## WHAT THIS TASK INVOLVES
Reproduce the listing word for word. Skip any image.

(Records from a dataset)

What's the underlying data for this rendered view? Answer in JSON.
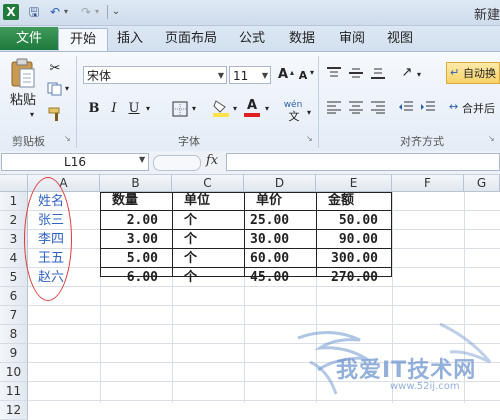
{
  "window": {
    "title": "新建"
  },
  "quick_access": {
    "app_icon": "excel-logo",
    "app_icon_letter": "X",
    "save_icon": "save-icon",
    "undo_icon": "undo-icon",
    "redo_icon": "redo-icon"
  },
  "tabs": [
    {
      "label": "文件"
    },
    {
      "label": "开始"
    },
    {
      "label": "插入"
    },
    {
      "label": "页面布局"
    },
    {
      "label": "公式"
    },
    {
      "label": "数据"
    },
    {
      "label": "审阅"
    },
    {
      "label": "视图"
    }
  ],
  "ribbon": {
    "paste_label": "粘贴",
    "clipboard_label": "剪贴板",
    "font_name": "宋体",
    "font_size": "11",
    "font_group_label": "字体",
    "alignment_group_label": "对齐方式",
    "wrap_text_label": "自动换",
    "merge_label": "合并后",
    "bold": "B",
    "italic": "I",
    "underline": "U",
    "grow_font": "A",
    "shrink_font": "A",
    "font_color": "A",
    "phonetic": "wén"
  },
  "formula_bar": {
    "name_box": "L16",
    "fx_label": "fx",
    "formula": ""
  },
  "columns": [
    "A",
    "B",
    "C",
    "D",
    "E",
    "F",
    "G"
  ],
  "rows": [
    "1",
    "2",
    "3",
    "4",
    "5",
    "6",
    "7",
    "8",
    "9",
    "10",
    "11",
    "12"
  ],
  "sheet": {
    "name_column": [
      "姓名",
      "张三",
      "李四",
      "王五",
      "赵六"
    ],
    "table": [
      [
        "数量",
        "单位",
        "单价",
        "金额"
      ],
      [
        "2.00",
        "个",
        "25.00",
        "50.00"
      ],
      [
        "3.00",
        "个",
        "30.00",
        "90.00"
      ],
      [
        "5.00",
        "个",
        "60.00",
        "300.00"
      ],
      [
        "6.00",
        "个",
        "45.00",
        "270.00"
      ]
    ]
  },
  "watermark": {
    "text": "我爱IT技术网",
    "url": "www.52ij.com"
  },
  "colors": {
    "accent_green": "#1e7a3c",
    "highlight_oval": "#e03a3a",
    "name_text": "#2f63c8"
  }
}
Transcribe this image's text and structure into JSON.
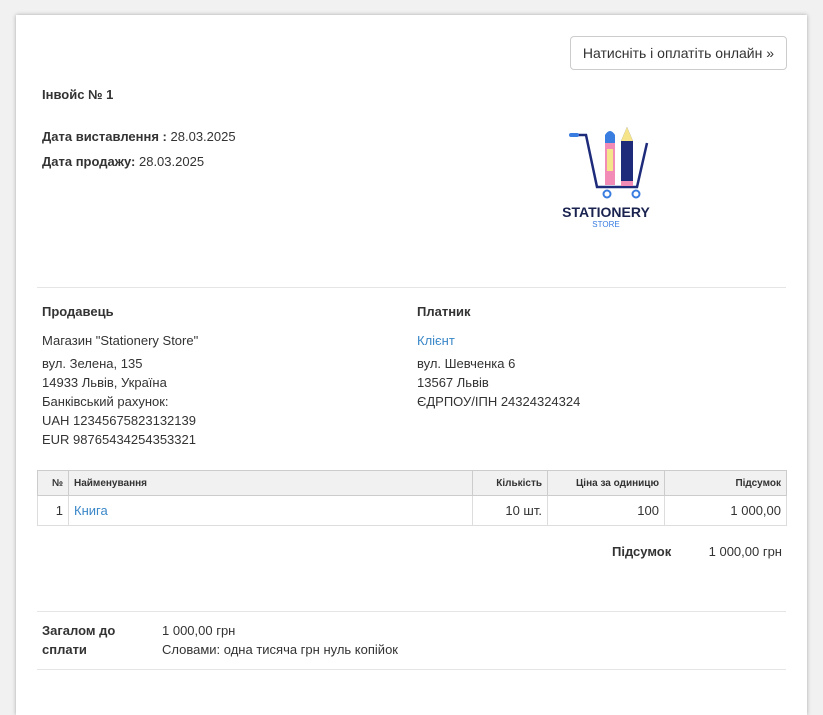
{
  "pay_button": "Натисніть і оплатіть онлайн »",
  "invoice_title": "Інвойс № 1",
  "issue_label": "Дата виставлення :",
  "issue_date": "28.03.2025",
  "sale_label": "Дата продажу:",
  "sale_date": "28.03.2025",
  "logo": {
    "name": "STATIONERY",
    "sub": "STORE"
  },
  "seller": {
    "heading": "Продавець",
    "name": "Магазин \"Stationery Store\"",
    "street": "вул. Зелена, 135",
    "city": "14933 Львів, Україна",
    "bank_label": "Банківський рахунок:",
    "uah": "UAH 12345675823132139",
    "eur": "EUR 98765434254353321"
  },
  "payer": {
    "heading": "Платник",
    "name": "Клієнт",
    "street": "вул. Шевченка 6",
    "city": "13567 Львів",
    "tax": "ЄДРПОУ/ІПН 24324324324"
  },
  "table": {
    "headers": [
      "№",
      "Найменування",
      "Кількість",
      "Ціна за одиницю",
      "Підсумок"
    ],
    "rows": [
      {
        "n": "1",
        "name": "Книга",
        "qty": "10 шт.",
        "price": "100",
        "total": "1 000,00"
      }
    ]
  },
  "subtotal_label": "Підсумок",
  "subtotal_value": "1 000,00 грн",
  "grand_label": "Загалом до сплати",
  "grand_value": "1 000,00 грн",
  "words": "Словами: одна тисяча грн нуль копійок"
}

## RESULT BELOW
What's the underlying data for this rendered view? Answer in JSON.
{
  "window": {
    "title": "新建"
  },
  "quick_access": {
    "app_icon": "excel-logo",
    "app_icon_letter": "X",
    "save_icon": "save-icon",
    "undo_icon": "undo-icon",
    "redo_icon": "redo-icon"
  },
  "tabs": [
    {
      "label": "文件"
    },
    {
      "label": "开始"
    },
    {
      "label": "插入"
    },
    {
      "label": "页面布局"
    },
    {
      "label": "公式"
    },
    {
      "label": "数据"
    },
    {
      "label": "审阅"
    },
    {
      "label": "视图"
    }
  ],
  "ribbon": {
    "paste_label": "粘贴",
    "clipboard_label": "剪贴板",
    "font_name": "宋体",
    "font_size": "11",
    "font_group_label": "字体",
    "alignment_group_label": "对齐方式",
    "wrap_text_label": "自动换",
    "merge_label": "合并后",
    "bold": "B",
    "italic": "I",
    "underline": "U",
    "grow_font": "A",
    "shrink_font": "A",
    "font_color": "A",
    "phonetic": "wén"
  },
  "formula_bar": {
    "name_box": "L16",
    "fx_label": "fx",
    "formula": ""
  },
  "columns": [
    "A",
    "B",
    "C",
    "D",
    "E",
    "F",
    "G"
  ],
  "rows": [
    "1",
    "2",
    "3",
    "4",
    "5",
    "6",
    "7",
    "8",
    "9",
    "10",
    "11",
    "12"
  ],
  "sheet": {
    "name_column": [
      "姓名",
      "张三",
      "李四",
      "王五",
      "赵六"
    ],
    "table": [
      [
        "数量",
        "单位",
        "单价",
        "金额"
      ],
      [
        "2.00",
        "个",
        "25.00",
        "50.00"
      ],
      [
        "3.00",
        "个",
        "30.00",
        "90.00"
      ],
      [
        "5.00",
        "个",
        "60.00",
        "300.00"
      ],
      [
        "6.00",
        "个",
        "45.00",
        "270.00"
      ]
    ]
  },
  "watermark": {
    "text": "我爱IT技术网",
    "url": "www.52ij.com"
  },
  "colors": {
    "accent_green": "#1e7a3c",
    "highlight_oval": "#e03a3a",
    "name_text": "#2f63c8"
  }
}
Transcribe this image's text and structure into JSON.
{
  "pay_button": "Натисніть і оплатіть онлайн »",
  "invoice_title": "Інвойс № 1",
  "issue_label": "Дата виставлення :",
  "issue_date": "28.03.2025",
  "sale_label": "Дата продажу:",
  "sale_date": "28.03.2025",
  "logo": {
    "name": "STATIONERY",
    "sub": "STORE"
  },
  "seller": {
    "heading": "Продавець",
    "name": "Магазин \"Stationery Store\"",
    "street": "вул. Зелена, 135",
    "city": "14933 Львів, Україна",
    "bank_label": "Банківський рахунок:",
    "uah": "UAH 12345675823132139",
    "eur": "EUR 98765434254353321"
  },
  "payer": {
    "heading": "Платник",
    "name": "Клієнт",
    "street": "вул. Шевченка 6",
    "city": "13567 Львів",
    "tax": "ЄДРПОУ/ІПН 24324324324"
  },
  "table": {
    "headers": [
      "№",
      "Найменування",
      "Кількість",
      "Ціна за одиницю",
      "Підсумок"
    ],
    "rows": [
      {
        "n": "1",
        "name": "Книга",
        "qty": "10 шт.",
        "price": "100",
        "total": "1 000,00"
      }
    ]
  },
  "subtotal_label": "Підсумок",
  "subtotal_value": "1 000,00 грн",
  "grand_label": "Загалом до сплати",
  "grand_value": "1 000,00 грн",
  "words": "Словами: одна тисяча грн нуль копійок"
}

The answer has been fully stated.